[Material provided]:
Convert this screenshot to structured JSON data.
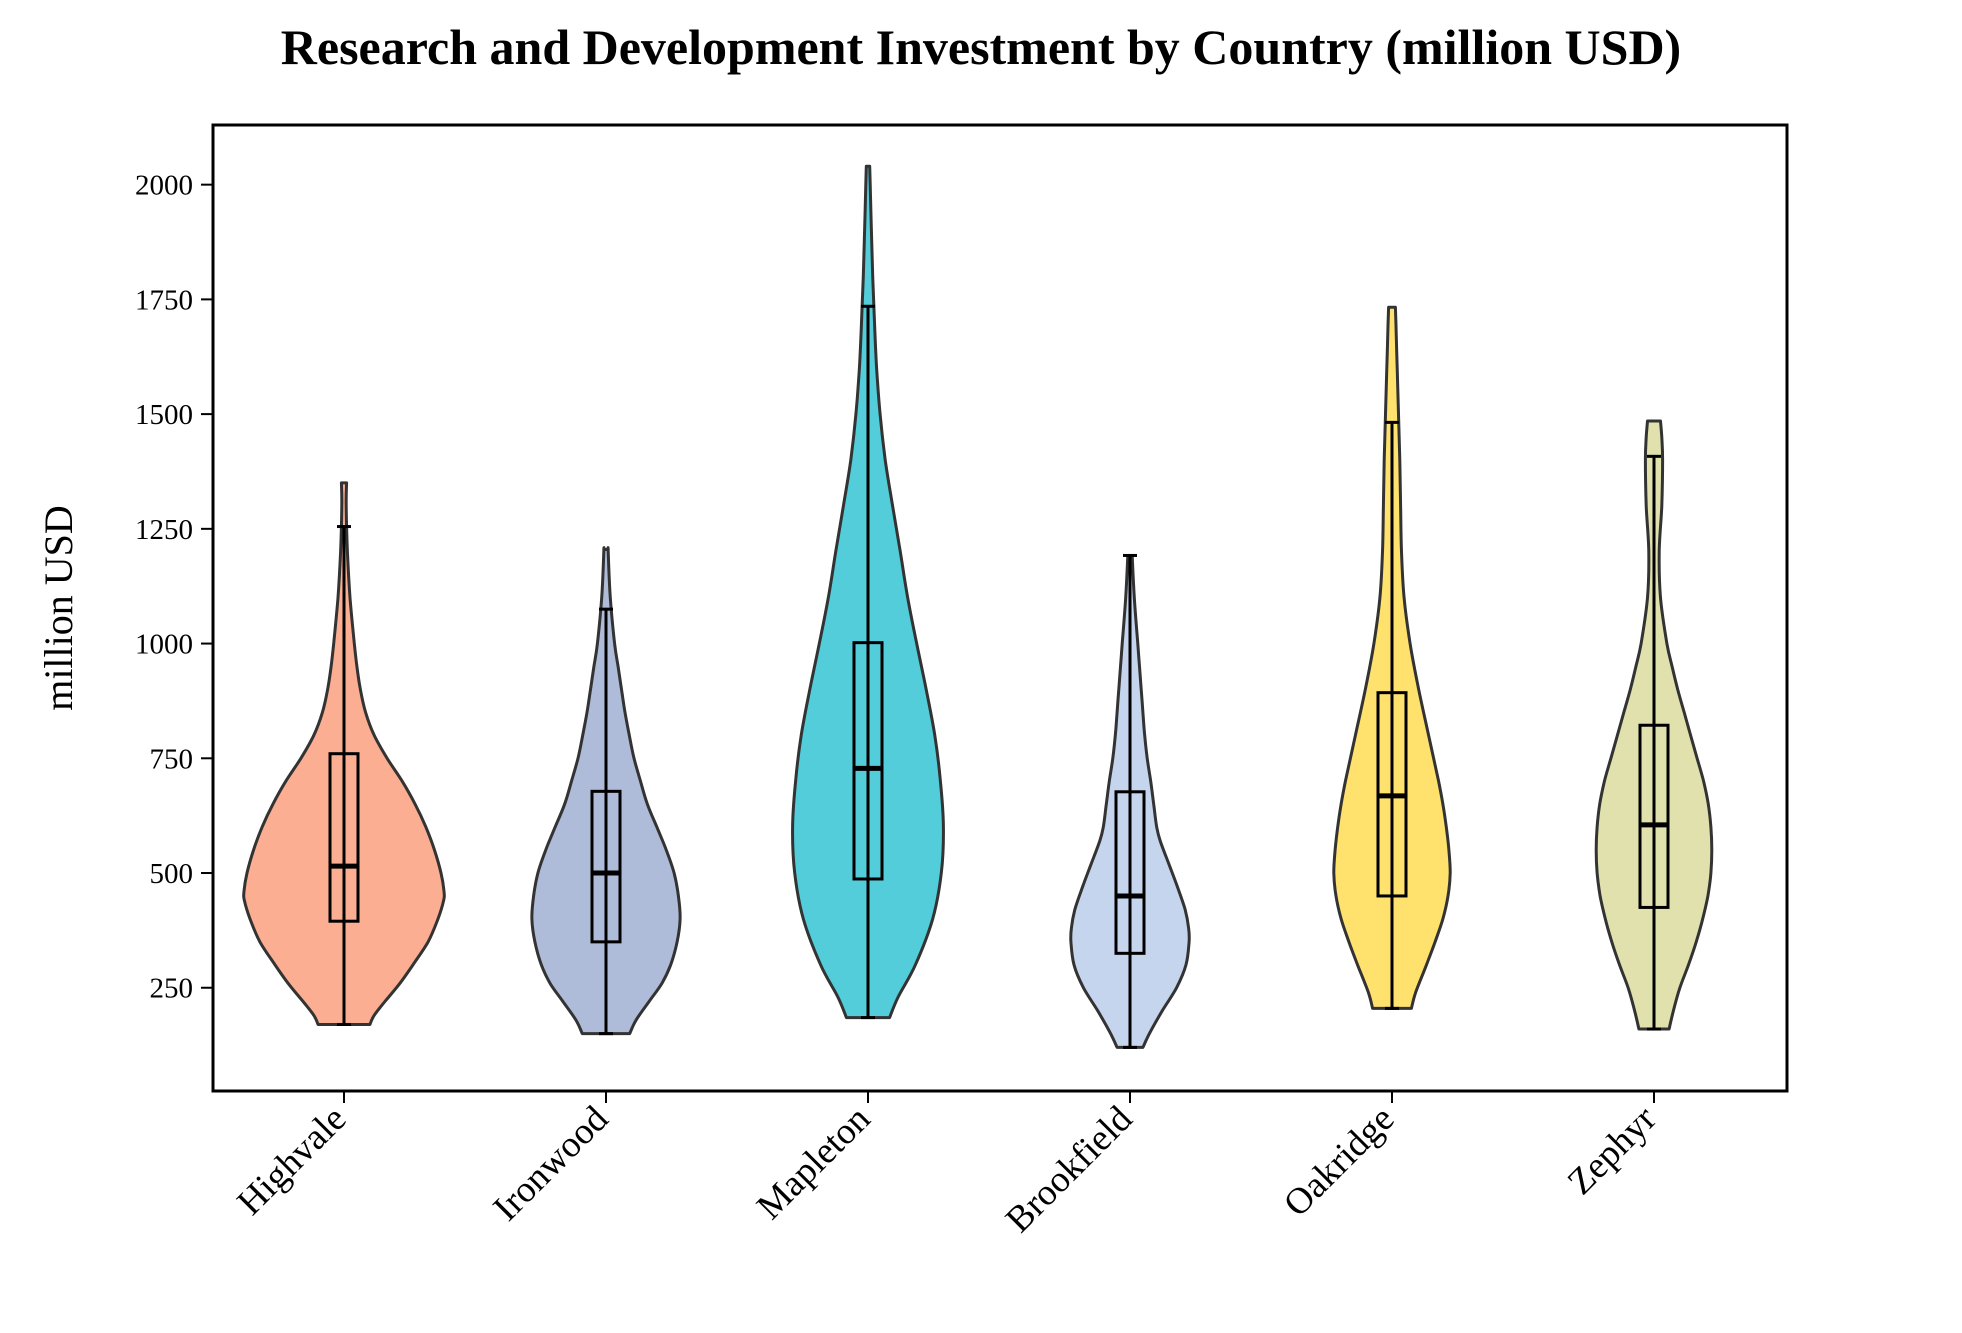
{
  "chart_data": {
    "type": "violin",
    "title": "Research and Development Investment by Country (million USD)",
    "xlabel": "",
    "ylabel": "million USD",
    "ylim": [
      25,
      2130
    ],
    "yticks": [
      250,
      500,
      750,
      1000,
      1250,
      1500,
      1750,
      2000
    ],
    "ytick_labels": [
      "250",
      "500",
      "750",
      "1000",
      "1250",
      "1500",
      "1750",
      "2000"
    ],
    "grid": false,
    "categories": [
      "Highvale",
      "Ironwood",
      "Mapleton",
      "Brookfield",
      "Oakridge",
      "Zephyr"
    ],
    "colors": [
      "#fa9a76",
      "#9aaad0",
      "#27c1d0",
      "#b6caea",
      "#ffd94a",
      "#d8d999"
    ],
    "series": [
      {
        "name": "Highvale",
        "min": 170,
        "q1": 395,
        "median": 515,
        "q3": 760,
        "max": 1255,
        "violin_max": 1350,
        "profile": [
          [
            170,
            60
          ],
          [
            190,
            70
          ],
          [
            220,
            95
          ],
          [
            260,
            130
          ],
          [
            300,
            160
          ],
          [
            350,
            195
          ],
          [
            400,
            218
          ],
          [
            440,
            231
          ],
          [
            460,
            232
          ],
          [
            500,
            225
          ],
          [
            550,
            210
          ],
          [
            600,
            190
          ],
          [
            650,
            165
          ],
          [
            700,
            135
          ],
          [
            750,
            100
          ],
          [
            800,
            70
          ],
          [
            850,
            50
          ],
          [
            900,
            38
          ],
          [
            950,
            30
          ],
          [
            1000,
            24
          ],
          [
            1100,
            14
          ],
          [
            1200,
            8
          ],
          [
            1300,
            5
          ],
          [
            1350,
            6
          ]
        ]
      },
      {
        "name": "Ironwood",
        "min": 150,
        "q1": 350,
        "median": 500,
        "q3": 678,
        "max": 1075,
        "violin_max": 1205,
        "profile": [
          [
            150,
            55
          ],
          [
            180,
            70
          ],
          [
            220,
            100
          ],
          [
            260,
            130
          ],
          [
            300,
            150
          ],
          [
            350,
            165
          ],
          [
            400,
            172
          ],
          [
            450,
            168
          ],
          [
            500,
            158
          ],
          [
            550,
            140
          ],
          [
            600,
            118
          ],
          [
            650,
            96
          ],
          [
            700,
            80
          ],
          [
            750,
            65
          ],
          [
            800,
            54
          ],
          [
            850,
            44
          ],
          [
            900,
            36
          ],
          [
            950,
            28
          ],
          [
            1000,
            20
          ],
          [
            1100,
            10
          ],
          [
            1200,
            5
          ],
          [
            1205,
            5
          ]
        ]
      },
      {
        "name": "Mapleton",
        "min": 185,
        "q1": 487,
        "median": 728,
        "q3": 1002,
        "max": 1735,
        "violin_max": 2040,
        "profile": [
          [
            185,
            50
          ],
          [
            230,
            70
          ],
          [
            300,
            110
          ],
          [
            400,
            150
          ],
          [
            500,
            170
          ],
          [
            600,
            175
          ],
          [
            700,
            168
          ],
          [
            800,
            155
          ],
          [
            900,
            135
          ],
          [
            1000,
            113
          ],
          [
            1100,
            92
          ],
          [
            1200,
            75
          ],
          [
            1300,
            57
          ],
          [
            1400,
            40
          ],
          [
            1500,
            28
          ],
          [
            1600,
            20
          ],
          [
            1700,
            15
          ],
          [
            1800,
            11
          ],
          [
            1900,
            8
          ],
          [
            2000,
            5
          ],
          [
            2040,
            4
          ]
        ]
      },
      {
        "name": "Brookfield",
        "min": 120,
        "q1": 325,
        "median": 450,
        "q3": 677,
        "max": 1192,
        "violin_max": 1192,
        "profile": [
          [
            120,
            30
          ],
          [
            150,
            45
          ],
          [
            200,
            75
          ],
          [
            250,
            108
          ],
          [
            300,
            130
          ],
          [
            350,
            137
          ],
          [
            380,
            136
          ],
          [
            420,
            128
          ],
          [
            470,
            110
          ],
          [
            520,
            90
          ],
          [
            570,
            70
          ],
          [
            600,
            62
          ],
          [
            650,
            55
          ],
          [
            700,
            48
          ],
          [
            750,
            40
          ],
          [
            800,
            34
          ],
          [
            850,
            30
          ],
          [
            900,
            26
          ],
          [
            950,
            22
          ],
          [
            1000,
            18
          ],
          [
            1100,
            10
          ],
          [
            1192,
            5
          ]
        ]
      },
      {
        "name": "Oakridge",
        "min": 205,
        "q1": 450,
        "median": 668,
        "q3": 893,
        "max": 1482,
        "violin_max": 1733,
        "profile": [
          [
            205,
            45
          ],
          [
            240,
            55
          ],
          [
            300,
            80
          ],
          [
            350,
            100
          ],
          [
            400,
            118
          ],
          [
            450,
            130
          ],
          [
            500,
            135
          ],
          [
            550,
            132
          ],
          [
            600,
            126
          ],
          [
            650,
            118
          ],
          [
            700,
            108
          ],
          [
            800,
            85
          ],
          [
            900,
            62
          ],
          [
            1000,
            42
          ],
          [
            1100,
            28
          ],
          [
            1200,
            22
          ],
          [
            1300,
            20
          ],
          [
            1400,
            18
          ],
          [
            1500,
            15
          ],
          [
            1600,
            12
          ],
          [
            1700,
            9
          ],
          [
            1733,
            8
          ]
        ]
      },
      {
        "name": "Zephyr",
        "min": 160,
        "q1": 425,
        "median": 605,
        "q3": 822,
        "max": 1408,
        "violin_max": 1485,
        "profile": [
          [
            160,
            35
          ],
          [
            200,
            45
          ],
          [
            250,
            60
          ],
          [
            300,
            80
          ],
          [
            350,
            98
          ],
          [
            400,
            113
          ],
          [
            450,
            125
          ],
          [
            500,
            132
          ],
          [
            550,
            134
          ],
          [
            600,
            132
          ],
          [
            650,
            126
          ],
          [
            700,
            115
          ],
          [
            750,
            100
          ],
          [
            800,
            85
          ],
          [
            850,
            70
          ],
          [
            900,
            55
          ],
          [
            950,
            42
          ],
          [
            1000,
            30
          ],
          [
            1100,
            15
          ],
          [
            1200,
            12
          ],
          [
            1300,
            18
          ],
          [
            1400,
            20
          ],
          [
            1450,
            18
          ],
          [
            1485,
            15
          ]
        ]
      }
    ]
  }
}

[Required task]: List all lines holding the string "name".

[Response to this task]:
        "name": "Highvale",
        "name": "Ironwood",
        "name": "Mapleton",
        "name": "Brookfield",
        "name": "Oakridge",
        "name": "Zephyr",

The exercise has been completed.